### [The input]
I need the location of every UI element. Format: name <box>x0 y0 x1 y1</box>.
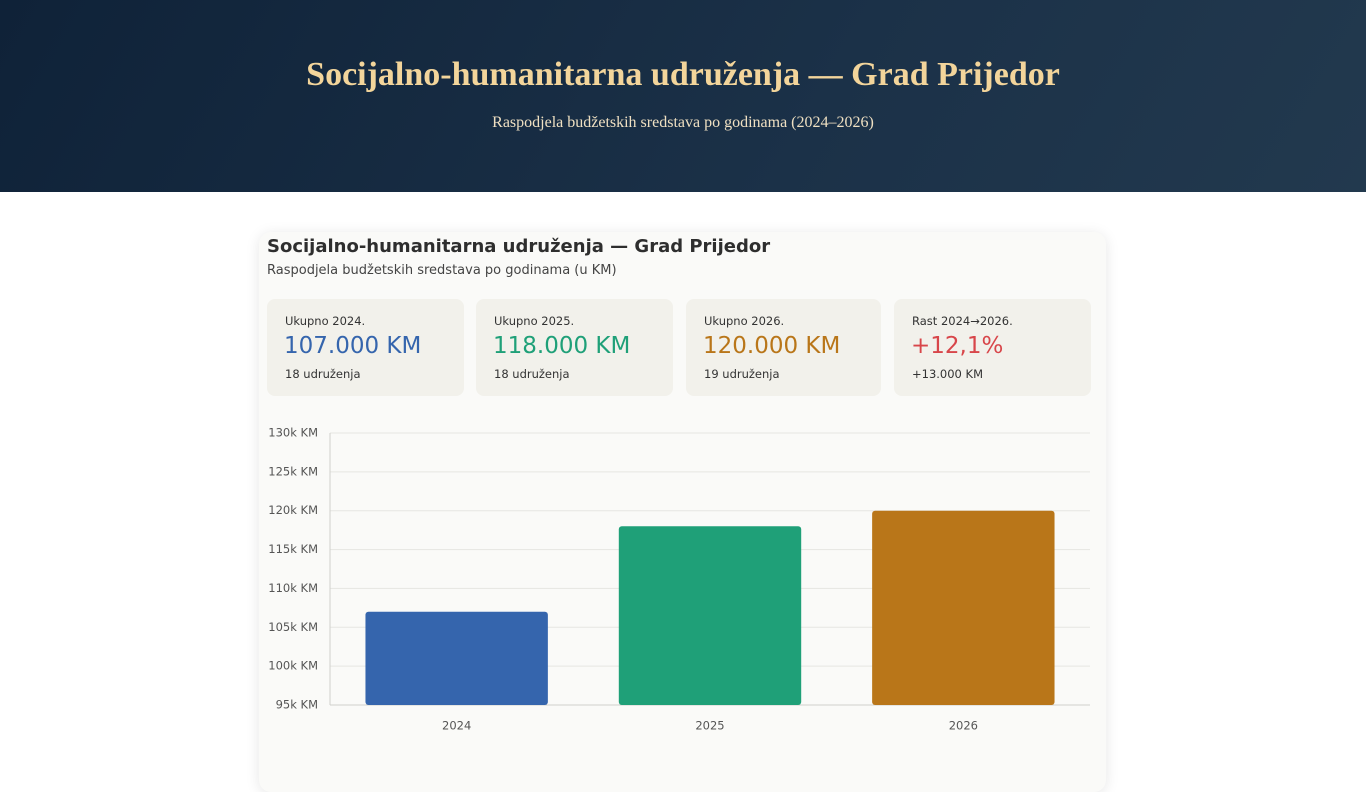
y-tick-label: 120k KM <box>268 503 318 517</box>
stat-box: Ukupno 2025. 118.000 KM 18 udruženja <box>476 299 673 396</box>
y-tick-label: 115k KM <box>268 542 318 556</box>
stat-label: Ukupno 2025. <box>494 314 575 328</box>
bar <box>618 526 802 705</box>
card-subtitle: Raspodjela budžetskih sredstava po godin… <box>267 263 617 278</box>
y-tick-label: 130k KM <box>268 426 318 440</box>
stat-value: 120.000 KM <box>703 333 841 359</box>
y-tick-label: 125k KM <box>268 464 318 478</box>
page-subtitle: Raspodjela budžetskih sredstava po godin… <box>492 114 874 131</box>
y-tick-label: 110k KM <box>268 581 318 595</box>
bar <box>365 611 548 705</box>
stat-note: 18 udruženja <box>494 367 570 381</box>
stat-note: +13.000 KM <box>912 367 983 381</box>
chart: 95k KM 100k KM 105k KM 110k KM 115k KM 120k K… <box>268 426 1090 733</box>
header: Socijalno-humanitarna udruženja — Grad P… <box>0 0 1366 192</box>
x-tick-label: 2025 <box>695 719 724 733</box>
stat-label: Rast 2024→2026. <box>912 314 1013 328</box>
stat-box: Ukupno 2026. 120.000 KM 19 udruženja <box>686 299 881 396</box>
y-tick-label: 100k KM <box>268 659 318 673</box>
chart-card: Socijalno-humanitarna udruženja — Grad P… <box>259 232 1106 792</box>
card-title: Socijalno-humanitarna udruženja — Grad P… <box>267 236 771 257</box>
y-tick-label: 105k KM <box>268 620 318 634</box>
stat-box: Rast 2024→2026. +12,1% +13.000 KM <box>894 299 1091 396</box>
stat-box: Ukupno 2024. 107.000 KM 18 udruženja <box>267 299 464 396</box>
stat-label: Ukupno 2026. <box>704 314 785 328</box>
page: {"header": {"title": "Socijalno-humanita… <box>0 0 1366 733</box>
stat-value: 107.000 KM <box>284 333 422 359</box>
stat-note: 19 udruženja <box>704 367 780 381</box>
stat-value: 118.000 KM <box>493 333 631 359</box>
stat-note: 18 udruženja <box>285 367 361 381</box>
x-tick-label: 2026 <box>949 719 978 733</box>
bar <box>872 510 1055 705</box>
x-tick-label: 2024 <box>442 719 471 733</box>
stat-value: +12,1% <box>911 333 1004 359</box>
page-title: Socijalno-humanitarna udruženja — Grad P… <box>306 56 1060 93</box>
stat-label: Ukupno 2024. <box>285 314 366 328</box>
y-tick-label: 95k KM <box>276 698 318 712</box>
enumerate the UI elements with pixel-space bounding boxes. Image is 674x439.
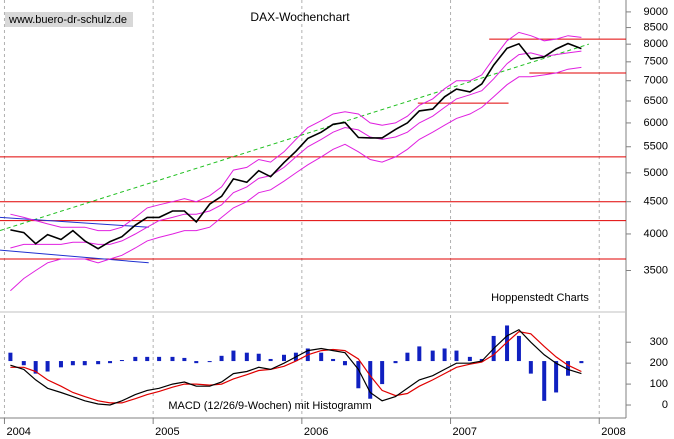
series-line xyxy=(10,42,582,250)
histogram-bar xyxy=(21,361,26,366)
source-label: Hoppenstedt Charts xyxy=(491,292,589,304)
histogram-bar xyxy=(528,361,533,374)
histogram-bar xyxy=(119,360,124,362)
x-tick-label: 2007 xyxy=(453,426,477,438)
histogram-bar xyxy=(566,361,571,376)
y-tick-label: 200 xyxy=(650,357,668,369)
histogram-bar xyxy=(454,350,459,362)
y-tick-label: 8500 xyxy=(644,21,668,33)
histogram-bar xyxy=(442,348,447,362)
histogram-bar xyxy=(231,350,236,362)
histogram-bar xyxy=(96,361,101,365)
y-tick-label: 6000 xyxy=(644,117,668,129)
histogram-bar xyxy=(356,361,361,389)
y-tick-label: 7500 xyxy=(644,56,668,68)
histogram-bar xyxy=(82,361,87,366)
histogram-bar xyxy=(319,352,324,362)
series-line xyxy=(10,328,582,406)
y-tick-label: 5000 xyxy=(644,167,668,179)
x-tick-label: 2005 xyxy=(155,426,179,438)
histogram-bar xyxy=(380,361,385,385)
histogram-bar xyxy=(479,358,484,362)
histogram-bar xyxy=(170,356,175,362)
series-line xyxy=(10,331,582,404)
y-tick-label: 5500 xyxy=(644,141,668,153)
histogram-bar xyxy=(393,361,398,364)
x-tick-label: 2006 xyxy=(304,426,328,438)
histogram-bar xyxy=(8,352,13,362)
histogram-bar xyxy=(505,325,510,362)
histogram-bar xyxy=(542,361,547,401)
histogram-bar xyxy=(405,352,410,362)
histogram-bar xyxy=(554,361,559,393)
histogram-bar xyxy=(579,361,584,364)
y-tick-label: 0 xyxy=(662,399,668,411)
histogram-bar xyxy=(467,356,472,362)
x-tick-label: 2004 xyxy=(6,426,30,438)
y-tick-label: 6500 xyxy=(644,95,668,107)
chart-title: DAX-Wochenchart xyxy=(250,10,350,24)
panel-label: MACD (12/26/9-Wochen) mit Histogramm xyxy=(168,400,371,412)
trend-line xyxy=(0,249,149,264)
histogram-bar xyxy=(145,356,150,362)
histogram-bar xyxy=(157,356,162,362)
y-tick-label: 8000 xyxy=(644,38,668,50)
x-tick-label: 2008 xyxy=(601,426,625,438)
histogram-bar xyxy=(430,350,435,362)
histogram-bar xyxy=(244,352,249,362)
histogram-bar xyxy=(45,361,50,372)
histogram-bar xyxy=(282,354,287,362)
histogram-bar xyxy=(417,346,422,362)
y-tick-label: 4000 xyxy=(644,228,668,240)
y-tick-label: 300 xyxy=(650,336,668,348)
histogram-bar xyxy=(70,361,75,366)
histogram-bar xyxy=(219,355,224,362)
histogram-bar xyxy=(268,358,273,362)
histogram-bar xyxy=(368,361,373,399)
histogram-bar xyxy=(194,361,199,364)
histogram-bar xyxy=(342,361,347,366)
y-tick-label: 3500 xyxy=(644,264,668,276)
histogram-bar xyxy=(33,361,38,374)
histogram-bar xyxy=(133,356,138,362)
histogram-bar xyxy=(256,353,261,362)
trend-line xyxy=(0,43,589,232)
histogram-bar xyxy=(108,361,113,364)
y-tick-label: 100 xyxy=(650,378,668,390)
histogram-bar xyxy=(207,361,212,363)
watermark: www.buero-dr-schulz.de xyxy=(8,14,127,26)
series-line xyxy=(10,66,582,292)
histogram-bar xyxy=(331,358,336,362)
series-line xyxy=(10,31,582,232)
watermark-box xyxy=(5,12,133,27)
y-tick-label: 4500 xyxy=(644,196,668,208)
histogram-bar xyxy=(516,335,521,362)
y-tick-label: 9000 xyxy=(644,6,668,18)
histogram-bar xyxy=(58,361,63,368)
histogram-bar xyxy=(182,357,187,362)
y-tick-label: 7000 xyxy=(644,75,668,87)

### [Directions for this task]
Count the lines in the entries above that contain the string "Grad", and reply with the number alone.

### [Written answer]
4